__What is expected__. Each line of the listing that contains the word "PERSIANA" is to be copied.

:: Given information ::

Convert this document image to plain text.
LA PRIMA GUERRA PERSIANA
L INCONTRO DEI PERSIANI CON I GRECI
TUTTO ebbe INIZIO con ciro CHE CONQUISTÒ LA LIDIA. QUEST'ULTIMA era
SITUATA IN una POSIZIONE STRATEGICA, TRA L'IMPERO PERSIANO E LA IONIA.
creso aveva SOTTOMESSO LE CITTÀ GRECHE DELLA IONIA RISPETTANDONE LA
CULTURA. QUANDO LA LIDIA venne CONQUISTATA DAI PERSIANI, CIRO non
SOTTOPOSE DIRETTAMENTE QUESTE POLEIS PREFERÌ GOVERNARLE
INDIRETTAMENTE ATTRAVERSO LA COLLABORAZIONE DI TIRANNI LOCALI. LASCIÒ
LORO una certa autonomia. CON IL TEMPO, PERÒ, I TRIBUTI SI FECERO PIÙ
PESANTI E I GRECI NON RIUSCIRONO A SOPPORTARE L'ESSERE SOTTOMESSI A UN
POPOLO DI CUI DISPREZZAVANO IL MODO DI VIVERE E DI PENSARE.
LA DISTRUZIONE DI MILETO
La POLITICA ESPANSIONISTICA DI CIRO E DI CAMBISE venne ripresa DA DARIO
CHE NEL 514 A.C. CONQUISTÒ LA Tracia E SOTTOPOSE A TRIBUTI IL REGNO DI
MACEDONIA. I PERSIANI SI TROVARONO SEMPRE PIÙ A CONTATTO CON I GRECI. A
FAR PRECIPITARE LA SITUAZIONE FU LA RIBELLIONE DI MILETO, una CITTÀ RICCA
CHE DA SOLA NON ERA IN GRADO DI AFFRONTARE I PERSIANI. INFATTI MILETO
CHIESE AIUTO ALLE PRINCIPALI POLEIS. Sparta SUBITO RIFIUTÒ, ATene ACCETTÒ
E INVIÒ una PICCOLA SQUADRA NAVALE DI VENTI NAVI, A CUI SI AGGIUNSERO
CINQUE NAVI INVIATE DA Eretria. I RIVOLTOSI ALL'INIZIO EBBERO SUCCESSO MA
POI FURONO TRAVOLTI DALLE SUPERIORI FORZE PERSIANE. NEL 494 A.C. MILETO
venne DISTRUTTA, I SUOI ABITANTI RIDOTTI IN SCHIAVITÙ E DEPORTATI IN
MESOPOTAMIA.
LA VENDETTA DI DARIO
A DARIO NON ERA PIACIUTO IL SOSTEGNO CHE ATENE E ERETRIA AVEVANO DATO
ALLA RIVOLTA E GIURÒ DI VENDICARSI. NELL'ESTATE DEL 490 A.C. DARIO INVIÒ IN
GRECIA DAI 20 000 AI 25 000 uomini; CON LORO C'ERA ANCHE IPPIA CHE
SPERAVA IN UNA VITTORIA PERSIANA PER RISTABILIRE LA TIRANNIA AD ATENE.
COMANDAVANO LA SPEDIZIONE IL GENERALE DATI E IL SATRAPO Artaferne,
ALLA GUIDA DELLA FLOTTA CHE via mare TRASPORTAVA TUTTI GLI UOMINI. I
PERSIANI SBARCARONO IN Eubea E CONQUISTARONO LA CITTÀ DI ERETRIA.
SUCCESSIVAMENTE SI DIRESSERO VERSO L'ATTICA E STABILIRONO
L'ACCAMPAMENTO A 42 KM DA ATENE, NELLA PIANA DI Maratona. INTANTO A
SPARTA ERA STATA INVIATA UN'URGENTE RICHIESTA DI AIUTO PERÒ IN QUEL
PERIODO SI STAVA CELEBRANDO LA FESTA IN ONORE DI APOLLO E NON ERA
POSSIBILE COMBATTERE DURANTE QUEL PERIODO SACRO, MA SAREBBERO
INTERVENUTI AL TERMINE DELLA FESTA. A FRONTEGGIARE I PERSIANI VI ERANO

:::

__Output__.
LA PRIMA GUERRA PERSIANA
SPERAVA IN UNA VITTORIA PERSIANA PER RISTABILIRE LA TIRANNIA AD ATENE.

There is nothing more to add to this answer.